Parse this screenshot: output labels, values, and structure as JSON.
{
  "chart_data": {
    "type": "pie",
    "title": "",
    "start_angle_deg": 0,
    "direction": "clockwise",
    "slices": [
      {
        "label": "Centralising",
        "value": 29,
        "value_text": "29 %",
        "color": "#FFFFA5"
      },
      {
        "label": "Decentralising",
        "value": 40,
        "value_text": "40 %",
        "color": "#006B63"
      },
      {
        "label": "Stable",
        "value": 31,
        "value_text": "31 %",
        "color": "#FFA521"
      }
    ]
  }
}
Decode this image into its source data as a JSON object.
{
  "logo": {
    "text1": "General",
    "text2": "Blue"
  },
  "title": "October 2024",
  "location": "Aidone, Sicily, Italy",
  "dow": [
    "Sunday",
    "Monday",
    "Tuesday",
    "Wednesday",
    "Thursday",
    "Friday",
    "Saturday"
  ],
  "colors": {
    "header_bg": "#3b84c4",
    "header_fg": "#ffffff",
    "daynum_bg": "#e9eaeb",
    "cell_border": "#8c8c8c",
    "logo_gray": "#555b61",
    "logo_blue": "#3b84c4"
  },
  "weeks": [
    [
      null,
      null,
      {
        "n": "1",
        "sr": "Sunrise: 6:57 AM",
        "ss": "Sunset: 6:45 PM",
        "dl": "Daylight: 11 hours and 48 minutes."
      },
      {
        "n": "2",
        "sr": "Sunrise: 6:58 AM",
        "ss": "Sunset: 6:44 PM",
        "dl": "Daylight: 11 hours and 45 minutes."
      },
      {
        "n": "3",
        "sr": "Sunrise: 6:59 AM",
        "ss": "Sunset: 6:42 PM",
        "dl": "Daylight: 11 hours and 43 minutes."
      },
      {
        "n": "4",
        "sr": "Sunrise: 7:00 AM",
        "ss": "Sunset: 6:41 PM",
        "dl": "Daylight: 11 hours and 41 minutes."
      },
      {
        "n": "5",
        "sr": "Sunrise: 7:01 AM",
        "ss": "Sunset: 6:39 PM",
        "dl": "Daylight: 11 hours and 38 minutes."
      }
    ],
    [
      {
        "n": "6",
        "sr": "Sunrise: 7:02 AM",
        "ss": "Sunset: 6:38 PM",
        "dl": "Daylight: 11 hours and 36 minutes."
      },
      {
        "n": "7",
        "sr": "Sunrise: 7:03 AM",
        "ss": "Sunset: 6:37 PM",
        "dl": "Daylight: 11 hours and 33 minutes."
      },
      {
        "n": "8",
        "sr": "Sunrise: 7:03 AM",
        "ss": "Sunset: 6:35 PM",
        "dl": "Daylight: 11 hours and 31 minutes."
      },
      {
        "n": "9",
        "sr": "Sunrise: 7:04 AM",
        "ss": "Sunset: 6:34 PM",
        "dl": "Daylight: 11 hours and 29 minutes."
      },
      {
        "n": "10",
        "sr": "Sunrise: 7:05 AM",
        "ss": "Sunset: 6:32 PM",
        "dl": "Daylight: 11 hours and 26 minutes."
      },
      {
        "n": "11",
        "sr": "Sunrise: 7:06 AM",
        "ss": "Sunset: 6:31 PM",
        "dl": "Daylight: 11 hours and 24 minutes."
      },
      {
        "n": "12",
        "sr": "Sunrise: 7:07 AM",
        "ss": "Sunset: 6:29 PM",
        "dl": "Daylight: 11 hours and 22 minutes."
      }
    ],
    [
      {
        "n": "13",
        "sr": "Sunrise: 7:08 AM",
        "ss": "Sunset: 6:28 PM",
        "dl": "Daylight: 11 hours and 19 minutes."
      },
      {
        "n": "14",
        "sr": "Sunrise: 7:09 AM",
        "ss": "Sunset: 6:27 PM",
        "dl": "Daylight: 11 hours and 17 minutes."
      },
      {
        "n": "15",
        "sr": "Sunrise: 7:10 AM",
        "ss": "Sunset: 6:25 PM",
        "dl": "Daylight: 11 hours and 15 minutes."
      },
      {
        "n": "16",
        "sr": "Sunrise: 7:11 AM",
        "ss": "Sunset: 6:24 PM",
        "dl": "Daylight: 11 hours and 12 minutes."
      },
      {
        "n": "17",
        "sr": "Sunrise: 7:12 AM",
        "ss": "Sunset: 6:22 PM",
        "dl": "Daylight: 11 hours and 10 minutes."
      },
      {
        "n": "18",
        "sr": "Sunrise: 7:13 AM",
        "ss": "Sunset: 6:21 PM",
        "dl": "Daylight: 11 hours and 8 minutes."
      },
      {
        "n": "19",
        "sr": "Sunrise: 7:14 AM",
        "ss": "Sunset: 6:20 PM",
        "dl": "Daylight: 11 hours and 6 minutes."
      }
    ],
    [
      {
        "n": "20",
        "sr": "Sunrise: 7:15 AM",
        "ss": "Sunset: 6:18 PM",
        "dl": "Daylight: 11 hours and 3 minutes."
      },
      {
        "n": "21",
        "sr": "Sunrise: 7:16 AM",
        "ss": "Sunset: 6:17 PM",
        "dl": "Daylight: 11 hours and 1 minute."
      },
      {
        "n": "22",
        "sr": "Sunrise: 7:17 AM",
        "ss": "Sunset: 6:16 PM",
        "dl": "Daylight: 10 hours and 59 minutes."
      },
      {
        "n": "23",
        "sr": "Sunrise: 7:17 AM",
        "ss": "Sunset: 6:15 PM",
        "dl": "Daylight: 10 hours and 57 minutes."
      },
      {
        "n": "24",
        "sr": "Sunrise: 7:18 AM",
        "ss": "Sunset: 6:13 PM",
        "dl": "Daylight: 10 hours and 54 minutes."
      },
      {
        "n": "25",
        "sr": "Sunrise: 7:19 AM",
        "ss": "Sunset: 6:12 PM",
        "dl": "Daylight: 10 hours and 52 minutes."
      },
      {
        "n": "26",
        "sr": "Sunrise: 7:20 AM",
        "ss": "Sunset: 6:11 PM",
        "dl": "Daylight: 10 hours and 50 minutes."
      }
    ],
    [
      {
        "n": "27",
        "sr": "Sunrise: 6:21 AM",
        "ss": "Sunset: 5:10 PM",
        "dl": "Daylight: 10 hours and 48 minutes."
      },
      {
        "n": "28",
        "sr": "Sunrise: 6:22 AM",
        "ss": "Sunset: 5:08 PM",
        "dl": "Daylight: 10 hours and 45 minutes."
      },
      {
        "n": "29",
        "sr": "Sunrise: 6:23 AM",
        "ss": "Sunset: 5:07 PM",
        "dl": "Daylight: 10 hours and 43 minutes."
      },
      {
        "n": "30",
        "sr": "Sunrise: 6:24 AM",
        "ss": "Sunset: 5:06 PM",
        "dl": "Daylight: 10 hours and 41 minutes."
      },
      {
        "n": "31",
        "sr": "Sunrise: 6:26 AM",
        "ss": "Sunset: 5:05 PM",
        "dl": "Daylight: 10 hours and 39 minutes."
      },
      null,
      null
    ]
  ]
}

-------------------------

Send back each record exactly as it stands.

Parse this screenshot: output labels, values, and structure as JSON.
{
  "chart_data": {
    "type": "pie",
    "title": "",
    "start_angle_deg": 0,
    "direction": "clockwise",
    "slices": [
      {
        "label": "Centralising",
        "value": 29,
        "value_text": "29 %",
        "color": "#FFFFA5"
      },
      {
        "label": "Decentralising",
        "value": 40,
        "value_text": "40 %",
        "color": "#006B63"
      },
      {
        "label": "Stable",
        "value": 31,
        "value_text": "31 %",
        "color": "#FFA521"
      }
    ]
  }
}
Decode this image into its source data as a JSON object.
{
  "logo": {
    "text1": "General",
    "text2": "Blue"
  },
  "title": "October 2024",
  "location": "Aidone, Sicily, Italy",
  "dow": [
    "Sunday",
    "Monday",
    "Tuesday",
    "Wednesday",
    "Thursday",
    "Friday",
    "Saturday"
  ],
  "colors": {
    "header_bg": "#3b84c4",
    "header_fg": "#ffffff",
    "daynum_bg": "#e9eaeb",
    "cell_border": "#8c8c8c",
    "logo_gray": "#555b61",
    "logo_blue": "#3b84c4"
  },
  "weeks": [
    [
      null,
      null,
      {
        "n": "1",
        "sr": "Sunrise: 6:57 AM",
        "ss": "Sunset: 6:45 PM",
        "dl": "Daylight: 11 hours and 48 minutes."
      },
      {
        "n": "2",
        "sr": "Sunrise: 6:58 AM",
        "ss": "Sunset: 6:44 PM",
        "dl": "Daylight: 11 hours and 45 minutes."
      },
      {
        "n": "3",
        "sr": "Sunrise: 6:59 AM",
        "ss": "Sunset: 6:42 PM",
        "dl": "Daylight: 11 hours and 43 minutes."
      },
      {
        "n": "4",
        "sr": "Sunrise: 7:00 AM",
        "ss": "Sunset: 6:41 PM",
        "dl": "Daylight: 11 hours and 41 minutes."
      },
      {
        "n": "5",
        "sr": "Sunrise: 7:01 AM",
        "ss": "Sunset: 6:39 PM",
        "dl": "Daylight: 11 hours and 38 minutes."
      }
    ],
    [
      {
        "n": "6",
        "sr": "Sunrise: 7:02 AM",
        "ss": "Sunset: 6:38 PM",
        "dl": "Daylight: 11 hours and 36 minutes."
      },
      {
        "n": "7",
        "sr": "Sunrise: 7:03 AM",
        "ss": "Sunset: 6:37 PM",
        "dl": "Daylight: 11 hours and 33 minutes."
      },
      {
        "n": "8",
        "sr": "Sunrise: 7:03 AM",
        "ss": "Sunset: 6:35 PM",
        "dl": "Daylight: 11 hours and 31 minutes."
      },
      {
        "n": "9",
        "sr": "Sunrise: 7:04 AM",
        "ss": "Sunset: 6:34 PM",
        "dl": "Daylight: 11 hours and 29 minutes."
      },
      {
        "n": "10",
        "sr": "Sunrise: 7:05 AM",
        "ss": "Sunset: 6:32 PM",
        "dl": "Daylight: 11 hours and 26 minutes."
      },
      {
        "n": "11",
        "sr": "Sunrise: 7:06 AM",
        "ss": "Sunset: 6:31 PM",
        "dl": "Daylight: 11 hours and 24 minutes."
      },
      {
        "n": "12",
        "sr": "Sunrise: 7:07 AM",
        "ss": "Sunset: 6:29 PM",
        "dl": "Daylight: 11 hours and 22 minutes."
      }
    ],
    [
      {
        "n": "13",
        "sr": "Sunrise: 7:08 AM",
        "ss": "Sunset: 6:28 PM",
        "dl": "Daylight: 11 hours and 19 minutes."
      },
      {
        "n": "14",
        "sr": "Sunrise: 7:09 AM",
        "ss": "Sunset: 6:27 PM",
        "dl": "Daylight: 11 hours and 17 minutes."
      },
      {
        "n": "15",
        "sr": "Sunrise: 7:10 AM",
        "ss": "Sunset: 6:25 PM",
        "dl": "Daylight: 11 hours and 15 minutes."
      },
      {
        "n": "16",
        "sr": "Sunrise: 7:11 AM",
        "ss": "Sunset: 6:24 PM",
        "dl": "Daylight: 11 hours and 12 minutes."
      },
      {
        "n": "17",
        "sr": "Sunrise: 7:12 AM",
        "ss": "Sunset: 6:22 PM",
        "dl": "Daylight: 11 hours and 10 minutes."
      },
      {
        "n": "18",
        "sr": "Sunrise: 7:13 AM",
        "ss": "Sunset: 6:21 PM",
        "dl": "Daylight: 11 hours and 8 minutes."
      },
      {
        "n": "19",
        "sr": "Sunrise: 7:14 AM",
        "ss": "Sunset: 6:20 PM",
        "dl": "Daylight: 11 hours and 6 minutes."
      }
    ],
    [
      {
        "n": "20",
        "sr": "Sunrise: 7:15 AM",
        "ss": "Sunset: 6:18 PM",
        "dl": "Daylight: 11 hours and 3 minutes."
      },
      {
        "n": "21",
        "sr": "Sunrise: 7:16 AM",
        "ss": "Sunset: 6:17 PM",
        "dl": "Daylight: 11 hours and 1 minute."
      },
      {
        "n": "22",
        "sr": "Sunrise: 7:17 AM",
        "ss": "Sunset: 6:16 PM",
        "dl": "Daylight: 10 hours and 59 minutes."
      },
      {
        "n": "23",
        "sr": "Sunrise: 7:17 AM",
        "ss": "Sunset: 6:15 PM",
        "dl": "Daylight: 10 hours and 57 minutes."
      },
      {
        "n": "24",
        "sr": "Sunrise: 7:18 AM",
        "ss": "Sunset: 6:13 PM",
        "dl": "Daylight: 10 hours and 54 minutes."
      },
      {
        "n": "25",
        "sr": "Sunrise: 7:19 AM",
        "ss": "Sunset: 6:12 PM",
        "dl": "Daylight: 10 hours and 52 minutes."
      },
      {
        "n": "26",
        "sr": "Sunrise: 7:20 AM",
        "ss": "Sunset: 6:11 PM",
        "dl": "Daylight: 10 hours and 50 minutes."
      }
    ],
    [
      {
        "n": "27",
        "sr": "Sunrise: 6:21 AM",
        "ss": "Sunset: 5:10 PM",
        "dl": "Daylight: 10 hours and 48 minutes."
      },
      {
        "n": "28",
        "sr": "Sunrise: 6:22 AM",
        "ss": "Sunset: 5:08 PM",
        "dl": "Daylight: 10 hours and 45 minutes."
      },
      {
        "n": "29",
        "sr": "Sunrise: 6:23 AM",
        "ss": "Sunset: 5:07 PM",
        "dl": "Daylight: 10 hours and 43 minutes."
      },
      {
        "n": "30",
        "sr": "Sunrise: 6:24 AM",
        "ss": "Sunset: 5:06 PM",
        "dl": "Daylight: 10 hours and 41 minutes."
      },
      {
        "n": "31",
        "sr": "Sunrise: 6:26 AM",
        "ss": "Sunset: 5:05 PM",
        "dl": "Daylight: 10 hours and 39 minutes."
      },
      null,
      null
    ]
  ]
}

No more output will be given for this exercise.